++++ Selection

The dogs snuggled me the whole time.  The ex-pat driver and the Tico passenger got high and offered me some - I declined.  We talked literature and sustainable, idealistic living, and bonded about being out of the invisible prison of the "free" 50 states.  Just as we were getting to a bond formation place, the driver pulled over, as he knew the road to let me off to get to "the typical Englishman's" place.  Danger level of hitching - close to non-existent.  And this ex-pat is now another contact, as he has a farm where he allows people to stay if they need a place to stay, and I offered to do a little work for him to return the favor of the ride.

Now I walked.  45 minutes or so.  On an unpaved road.  The nearest town?  Don't know.  Mountain vistas to my left.  Eucalyptus forest to my right.  Houses on farms every so often in either direction.  Cows.  And a magnificent bird that may be a red breasted blackbird.  Decide for yourself - it let me get pretty close to admire it, and admire it I did.

++++++++
++++ Stored rows

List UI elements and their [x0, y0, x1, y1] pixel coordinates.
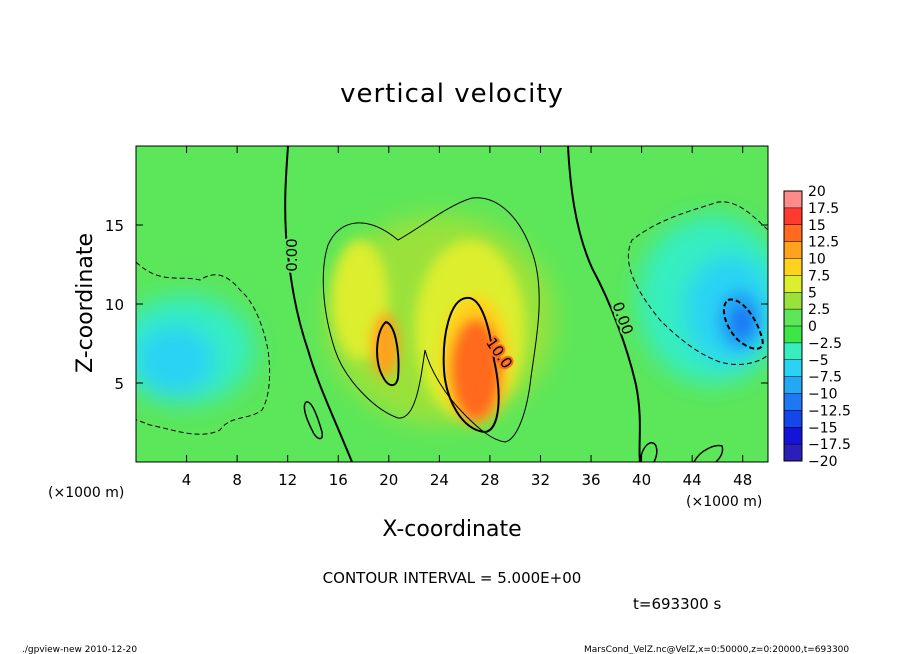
contour-label-left: 0.00	[283, 238, 301, 271]
positive-contour-10-right	[442, 296, 500, 434]
colorbar-swatch	[784, 376, 802, 394]
y-axis: 5 10 15	[105, 217, 768, 393]
colorbar-label: −2.5	[808, 336, 842, 352]
x-axis-title: X-coordinate	[382, 517, 521, 542]
x-axis: 4 8 12 16 20 24 28 32 36 40 44 48	[182, 146, 752, 489]
zero-contour-left	[284, 146, 353, 462]
x-tick-label: 12	[278, 471, 297, 489]
colorbar-swatch	[784, 326, 802, 344]
negative-contour-left	[136, 261, 271, 435]
y-axis-title: Z-coordinate	[73, 233, 98, 373]
positive-contour-5	[322, 197, 540, 443]
zero-contour-right	[567, 146, 641, 462]
x-unit-left: (×1000 m)	[48, 485, 124, 501]
x-tick-label: 24	[430, 471, 449, 489]
colorbar-swatch	[784, 241, 802, 259]
program-label: ./gpview-new 2010-12-20	[22, 645, 137, 654]
small-contour-3	[693, 444, 724, 462]
colorbar-label: −20	[808, 454, 838, 470]
x-tick-label: 44	[683, 471, 702, 489]
colorbar: 2017.51512.5107.552.50−2.5−5−7.5−10−12.5…	[783, 184, 851, 470]
colorbar-label: −5	[808, 353, 829, 369]
time-label: t=693300 s	[633, 595, 721, 613]
x-tick-label: 8	[232, 471, 242, 489]
x-tick-label: 28	[480, 471, 499, 489]
x-tick-label: 48	[733, 471, 752, 489]
y-tick-label: 15	[105, 217, 124, 235]
colorbar-swatch	[784, 444, 802, 462]
colorbar-label: 7.5	[808, 268, 830, 284]
x-tick-label: 40	[632, 471, 651, 489]
contour-interval: CONTOUR INTERVAL = 5.000E+00	[323, 569, 582, 587]
x-unit-right: (×1000 m)	[686, 494, 762, 510]
positive-contour-10-left	[376, 320, 400, 387]
colorbar-label: 0	[808, 319, 817, 335]
colorbar-swatch	[784, 393, 802, 411]
source-label: MarsCond_VelZ.nc@VelZ,x=0:50000,z=0:2000…	[584, 645, 849, 654]
colorbar-swatch	[784, 275, 802, 293]
x-tick-label: 32	[531, 471, 550, 489]
colorbar-label: 15	[808, 218, 826, 234]
downdraft-left-core	[136, 325, 215, 395]
colorbar-label: 17.5	[808, 201, 839, 217]
colorbar-label: −10	[808, 387, 838, 403]
colorbar-label: −15	[808, 420, 838, 436]
updraft-red-core	[450, 318, 502, 422]
colorbar-swatch	[784, 359, 802, 378]
x-tick-label: 36	[581, 471, 600, 489]
colorbar-label: −7.5	[808, 370, 842, 386]
chart-title: vertical velocity	[340, 79, 564, 109]
colorbar-label: −12.5	[808, 403, 851, 419]
small-contour-1	[303, 401, 324, 440]
plot-area: 0.00 10.0 0.00	[136, 146, 768, 462]
x-tick-label: 20	[379, 471, 398, 489]
x-tick-label: 16	[329, 471, 348, 489]
colorbar-swatch	[784, 207, 802, 226]
x-tick-label: 4	[182, 471, 192, 489]
colorbar-swatch	[784, 342, 802, 361]
colorbar-swatch	[784, 292, 802, 310]
colorbar-swatch	[784, 427, 802, 445]
contour-lines	[136, 146, 768, 462]
colorbar-swatch	[784, 224, 802, 243]
colorbar-swatch	[784, 410, 802, 428]
colorbar-label: 2.5	[808, 302, 830, 318]
colorbar-label: −17.5	[808, 437, 851, 453]
colorbar-swatch	[784, 258, 802, 276]
negative-contour-right	[627, 201, 768, 365]
y-tick-label: 5	[114, 375, 124, 393]
colorbar-swatch	[784, 309, 802, 327]
downdraft-right-center	[731, 306, 753, 338]
colorbar-label: 20	[808, 184, 826, 200]
colorbar-label: 5	[808, 285, 817, 301]
colorbar-label: 10	[808, 252, 826, 268]
colorbar-swatch	[784, 191, 802, 209]
small-contour-2	[639, 441, 658, 462]
y-tick-label: 10	[105, 296, 124, 314]
colorbar-label: 12.5	[808, 235, 839, 251]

++++++++

Work instructions:
A. Answer these questions about the hitchhiking account:
(i) What did the ex-pat driver and the Tico passenger offer the narrator?
(ii) How long did the walk on the unpaved road take?
(iii) What lay to the right of the narrator during the walk?
B. Duplicate the part of the hitchhiking account starting with "Now I walked." and going on through "admire it I did.".
C. According to the hitchhiking account, why did the narrator offer to do a little work for the ex-pat driver?

Correct answers:
A.
(i) Some of what they were getting high on, which the narrator declined.
(ii) About 45 minutes.
(iii) A eucalyptus forest.

B.
Now I walked.  45 minutes or so.  On an unpaved road.  The nearest town?  Don't know.  Mountain vistas to my left.  Eucalyptus forest to my right.  Houses on farms every so often in either direction.  Cows.  And a magnificent bird that may be a red breasted blackbird.  Decide for yourself - it let me get pretty close to admire it, and admire it I did.

C. The narrator offered the work to return the favor of the ride.